■ EXERCISE REQUIREMENTS: Print out the material that follows word for word.

■ MATERIAL TO PROCESS:
## START

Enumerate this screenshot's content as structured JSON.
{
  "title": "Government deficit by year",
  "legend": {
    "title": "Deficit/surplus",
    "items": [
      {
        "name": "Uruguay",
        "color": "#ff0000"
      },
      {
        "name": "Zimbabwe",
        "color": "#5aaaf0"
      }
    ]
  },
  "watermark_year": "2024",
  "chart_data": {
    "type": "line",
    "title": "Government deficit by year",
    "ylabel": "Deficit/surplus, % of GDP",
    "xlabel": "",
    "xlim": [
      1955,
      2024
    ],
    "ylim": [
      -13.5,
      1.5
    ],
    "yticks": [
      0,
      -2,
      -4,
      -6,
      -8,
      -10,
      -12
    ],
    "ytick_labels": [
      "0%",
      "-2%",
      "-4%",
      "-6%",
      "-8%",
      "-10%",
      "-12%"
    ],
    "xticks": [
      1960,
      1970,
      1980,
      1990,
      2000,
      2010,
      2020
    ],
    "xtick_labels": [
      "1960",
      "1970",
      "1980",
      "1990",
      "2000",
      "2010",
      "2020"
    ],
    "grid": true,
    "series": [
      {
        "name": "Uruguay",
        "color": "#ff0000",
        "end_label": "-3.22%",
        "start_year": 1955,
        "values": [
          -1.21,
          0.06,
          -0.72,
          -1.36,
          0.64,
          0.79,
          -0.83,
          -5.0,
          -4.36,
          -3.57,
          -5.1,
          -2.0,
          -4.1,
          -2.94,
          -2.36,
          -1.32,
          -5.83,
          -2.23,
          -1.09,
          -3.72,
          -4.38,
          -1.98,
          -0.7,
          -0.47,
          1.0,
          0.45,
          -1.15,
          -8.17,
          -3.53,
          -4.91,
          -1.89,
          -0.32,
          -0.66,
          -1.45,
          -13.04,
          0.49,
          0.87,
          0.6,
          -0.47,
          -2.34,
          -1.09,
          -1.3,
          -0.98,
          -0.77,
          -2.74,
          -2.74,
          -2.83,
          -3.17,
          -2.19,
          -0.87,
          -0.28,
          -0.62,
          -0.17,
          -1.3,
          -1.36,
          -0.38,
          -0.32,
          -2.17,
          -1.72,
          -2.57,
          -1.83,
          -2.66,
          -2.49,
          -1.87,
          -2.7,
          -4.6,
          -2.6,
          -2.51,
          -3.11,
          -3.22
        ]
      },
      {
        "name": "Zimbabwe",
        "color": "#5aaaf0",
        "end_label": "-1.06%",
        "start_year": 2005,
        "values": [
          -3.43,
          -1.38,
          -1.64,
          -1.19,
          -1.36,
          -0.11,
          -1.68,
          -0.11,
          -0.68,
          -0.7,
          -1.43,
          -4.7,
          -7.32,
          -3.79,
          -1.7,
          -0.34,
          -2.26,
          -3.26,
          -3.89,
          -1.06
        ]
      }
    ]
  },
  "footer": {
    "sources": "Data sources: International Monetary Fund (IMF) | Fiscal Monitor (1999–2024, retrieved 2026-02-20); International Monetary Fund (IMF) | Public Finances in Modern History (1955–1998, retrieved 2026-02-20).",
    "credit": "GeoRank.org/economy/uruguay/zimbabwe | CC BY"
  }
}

## END

■ RESULT:
Enumerate this screenshot's content as structured JSON.
{
  "title": "Government deficit by year",
  "legend": {
    "title": "Deficit/surplus",
    "items": [
      {
        "name": "Uruguay",
        "color": "#ff0000"
      },
      {
        "name": "Zimbabwe",
        "color": "#5aaaf0"
      }
    ]
  },
  "watermark_year": "2024",
  "chart_data": {
    "type": "line",
    "title": "Government deficit by year",
    "ylabel": "Deficit/surplus, % of GDP",
    "xlabel": "",
    "xlim": [
      1955,
      2024
    ],
    "ylim": [
      -13.5,
      1.5
    ],
    "yticks": [
      0,
      -2,
      -4,
      -6,
      -8,
      -10,
      -12
    ],
    "ytick_labels": [
      "0%",
      "-2%",
      "-4%",
      "-6%",
      "-8%",
      "-10%",
      "-12%"
    ],
    "xticks": [
      1960,
      1970,
      1980,
      1990,
      2000,
      2010,
      2020
    ],
    "xtick_labels": [
      "1960",
      "1970",
      "1980",
      "1990",
      "2000",
      "2010",
      "2020"
    ],
    "grid": true,
    "series": [
      {
        "name": "Uruguay",
        "color": "#ff0000",
        "end_label": "-3.22%",
        "start_year": 1955,
        "values": [
          -1.21,
          0.06,
          -0.72,
          -1.36,
          0.64,
          0.79,
          -0.83,
          -5.0,
          -4.36,
          -3.57,
          -5.1,
          -2.0,
          -4.1,
          -2.94,
          -2.36,
          -1.32,
          -5.83,
          -2.23,
          -1.09,
          -3.72,
          -4.38,
          -1.98,
          -0.7,
          -0.47,
          1.0,
          0.45,
          -1.15,
          -8.17,
          -3.53,
          -4.91,
          -1.89,
          -0.32,
          -0.66,
          -1.45,
          -13.04,
          0.49,
          0.87,
          0.6,
          -0.47,
          -2.34,
          -1.09,
          -1.3,
          -0.98,
          -0.77,
          -2.74,
          -2.74,
          -2.83,
          -3.17,
          -2.19,
          -0.87,
          -0.28,
          -0.62,
          -0.17,
          -1.3,
          -1.36,
          -0.38,
          -0.32,
          -2.17,
          -1.72,
          -2.57,
          -1.83,
          -2.66,
          -2.49,
          -1.87,
          -2.7,
          -4.6,
          -2.6,
          -2.51,
          -3.11,
          -3.22
        ]
      },
      {
        "name": "Zimbabwe",
        "color": "#5aaaf0",
        "end_label": "-1.06%",
        "start_year": 2005,
        "values": [
          -3.43,
          -1.38,
          -1.64,
          -1.19,
          -1.36,
          -0.11,
          -1.68,
          -0.11,
          -0.68,
          -0.7,
          -1.43,
          -4.7,
          -7.32,
          -3.79,
          -1.7,
          -0.34,
          -2.26,
          -3.26,
          -3.89,
          -1.06
        ]
      }
    ]
  },
  "footer": {
    "sources": "Data sources: International Monetary Fund (IMF) | Fiscal Monitor (1999–2024, retrieved 2026-02-20); International Monetary Fund (IMF) | Public Finances in Modern History (1955–1998, retrieved 2026-02-20).",
    "credit": "GeoRank.org/economy/uruguay/zimbabwe | CC BY"
  }
}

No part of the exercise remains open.